Your instructions
Your task is to reproduce the material exactly.

Supplied data
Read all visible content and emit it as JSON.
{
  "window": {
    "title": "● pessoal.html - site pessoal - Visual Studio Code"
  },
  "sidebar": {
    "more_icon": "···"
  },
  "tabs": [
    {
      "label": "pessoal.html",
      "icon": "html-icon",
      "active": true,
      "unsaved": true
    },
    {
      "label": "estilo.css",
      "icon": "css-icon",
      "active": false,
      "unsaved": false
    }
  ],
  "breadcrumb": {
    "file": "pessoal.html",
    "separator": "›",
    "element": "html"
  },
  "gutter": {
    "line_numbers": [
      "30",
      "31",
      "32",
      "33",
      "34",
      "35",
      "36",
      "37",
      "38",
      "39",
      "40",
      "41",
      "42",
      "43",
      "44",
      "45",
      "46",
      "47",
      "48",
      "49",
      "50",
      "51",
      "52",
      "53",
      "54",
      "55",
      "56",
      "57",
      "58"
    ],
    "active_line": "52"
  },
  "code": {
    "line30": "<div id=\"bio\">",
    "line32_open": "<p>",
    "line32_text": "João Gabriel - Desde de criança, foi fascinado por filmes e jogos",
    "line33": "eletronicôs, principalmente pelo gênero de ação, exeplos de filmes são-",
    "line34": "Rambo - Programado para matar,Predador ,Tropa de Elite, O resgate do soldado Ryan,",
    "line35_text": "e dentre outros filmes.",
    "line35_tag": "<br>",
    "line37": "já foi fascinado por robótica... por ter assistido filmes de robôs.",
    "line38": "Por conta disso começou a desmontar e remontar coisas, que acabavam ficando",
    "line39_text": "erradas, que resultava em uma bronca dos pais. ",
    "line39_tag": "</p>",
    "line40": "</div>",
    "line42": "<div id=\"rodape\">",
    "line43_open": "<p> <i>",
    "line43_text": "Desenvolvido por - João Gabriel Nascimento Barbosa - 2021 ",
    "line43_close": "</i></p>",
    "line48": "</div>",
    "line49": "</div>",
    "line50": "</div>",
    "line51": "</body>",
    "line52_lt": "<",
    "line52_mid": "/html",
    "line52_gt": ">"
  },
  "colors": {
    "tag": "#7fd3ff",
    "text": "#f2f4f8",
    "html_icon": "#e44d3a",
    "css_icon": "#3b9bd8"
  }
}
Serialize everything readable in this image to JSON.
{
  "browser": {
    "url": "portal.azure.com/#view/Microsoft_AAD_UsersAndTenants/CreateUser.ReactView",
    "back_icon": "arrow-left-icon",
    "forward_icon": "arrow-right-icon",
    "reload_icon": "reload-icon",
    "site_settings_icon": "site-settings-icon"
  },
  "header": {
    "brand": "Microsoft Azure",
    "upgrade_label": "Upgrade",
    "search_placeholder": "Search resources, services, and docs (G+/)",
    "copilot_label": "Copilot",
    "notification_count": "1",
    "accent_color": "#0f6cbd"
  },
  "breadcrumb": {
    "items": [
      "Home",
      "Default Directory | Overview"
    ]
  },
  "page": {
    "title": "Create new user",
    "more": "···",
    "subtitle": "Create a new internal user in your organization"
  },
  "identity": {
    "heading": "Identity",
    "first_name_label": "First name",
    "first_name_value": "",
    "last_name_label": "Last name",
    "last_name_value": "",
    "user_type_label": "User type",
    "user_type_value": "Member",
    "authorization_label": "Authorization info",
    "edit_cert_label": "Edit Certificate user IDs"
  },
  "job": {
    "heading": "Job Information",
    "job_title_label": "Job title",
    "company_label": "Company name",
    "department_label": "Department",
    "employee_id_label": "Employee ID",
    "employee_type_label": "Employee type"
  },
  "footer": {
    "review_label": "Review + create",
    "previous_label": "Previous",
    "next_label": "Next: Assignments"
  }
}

Solved exercise
Read all visible content and emit it as JSON.
{
  "window": {
    "title": "● pessoal.html - site pessoal - Visual Studio Code"
  },
  "sidebar": {
    "more_icon": "···"
  },
  "tabs": [
    {
      "label": "pessoal.html",
      "icon": "html-icon",
      "active": true,
      "unsaved": true
    },
    {
      "label": "estilo.css",
      "icon": "css-icon",
      "active": false,
      "unsaved": false
    }
  ],
  "breadcrumb": {
    "file": "pessoal.html",
    "separator": "›",
    "element": "html"
  },
  "gutter": {
    "line_numbers": [
      "30",
      "31",
      "32",
      "33",
      "34",
      "35",
      "36",
      "37",
      "38",
      "39",
      "40",
      "41",
      "42",
      "43",
      "44",
      "45",
      "46",
      "47",
      "48",
      "49",
      "50",
      "51",
      "52",
      "53",
      "54",
      "55",
      "56",
      "57",
      "58"
    ],
    "active_line": "52"
  },
  "code": {
    "line30": "<div id=\"bio\">",
    "line32_open": "<p>",
    "line32_text": "João Gabriel - Desde de criança, foi fascinado por filmes e jogos",
    "line33": "eletronicôs, principalmente pelo gênero de ação, exeplos de filmes são-",
    "line34": "Rambo - Programado para matar,Predador ,Tropa de Elite, O resgate do soldado Ryan,",
    "line35_text": "e dentre outros filmes.",
    "line35_tag": "<br>",
    "line37": "já foi fascinado por robótica... por ter assistido filmes de robôs.",
    "line38": "Por conta disso começou a desmontar e remontar coisas, que acabavam ficando",
    "line39_text": "erradas, que resultava em uma bronca dos pais. ",
    "line39_tag": "</p>",
    "line40": "</div>",
    "line42": "<div id=\"rodape\">",
    "line43_open": "<p> <i>",
    "line43_text": "Desenvolvido por - João Gabriel Nascimento Barbosa - 2021 ",
    "line43_close": "</i></p>",
    "line48": "</div>",
    "line49": "</div>",
    "line50": "</div>",
    "line51": "</body>",
    "line52_lt": "<",
    "line52_mid": "/html",
    "line52_gt": ">"
  },
  "colors": {
    "tag": "#7fd3ff",
    "text": "#f2f4f8",
    "html_icon": "#e44d3a",
    "css_icon": "#3b9bd8"
  }
}
Serialize everything readable in this image to JSON.
{
  "browser": {
    "url": "portal.azure.com/#view/Microsoft_AAD_UsersAndTenants/CreateUser.ReactView",
    "back_icon": "arrow-left-icon",
    "forward_icon": "arrow-right-icon",
    "reload_icon": "reload-icon",
    "site_settings_icon": "site-settings-icon"
  },
  "header": {
    "brand": "Microsoft Azure",
    "upgrade_label": "Upgrade",
    "search_placeholder": "Search resources, services, and docs (G+/)",
    "copilot_label": "Copilot",
    "notification_count": "1",
    "accent_color": "#0f6cbd"
  },
  "breadcrumb": {
    "items": [
      "Home",
      "Default Directory | Overview"
    ]
  },
  "page": {
    "title": "Create new user",
    "more": "···",
    "subtitle": "Create a new internal user in your organization"
  },
  "identity": {
    "heading": "Identity",
    "first_name_label": "First name",
    "first_name_value": "",
    "last_name_label": "Last name",
    "last_name_value": "",
    "user_type_label": "User type",
    "user_type_value": "Member",
    "authorization_label": "Authorization info",
    "edit_cert_label": "Edit Certificate user IDs"
  },
  "job": {
    "heading": "Job Information",
    "job_title_label": "Job title",
    "company_label": "Company name",
    "department_label": "Department",
    "employee_id_label": "Employee ID",
    "employee_type_label": "Employee type"
  },
  "footer": {
    "review_label": "Review + create",
    "previous_label": "Previous",
    "next_label": "Next: Assignments"
  }
}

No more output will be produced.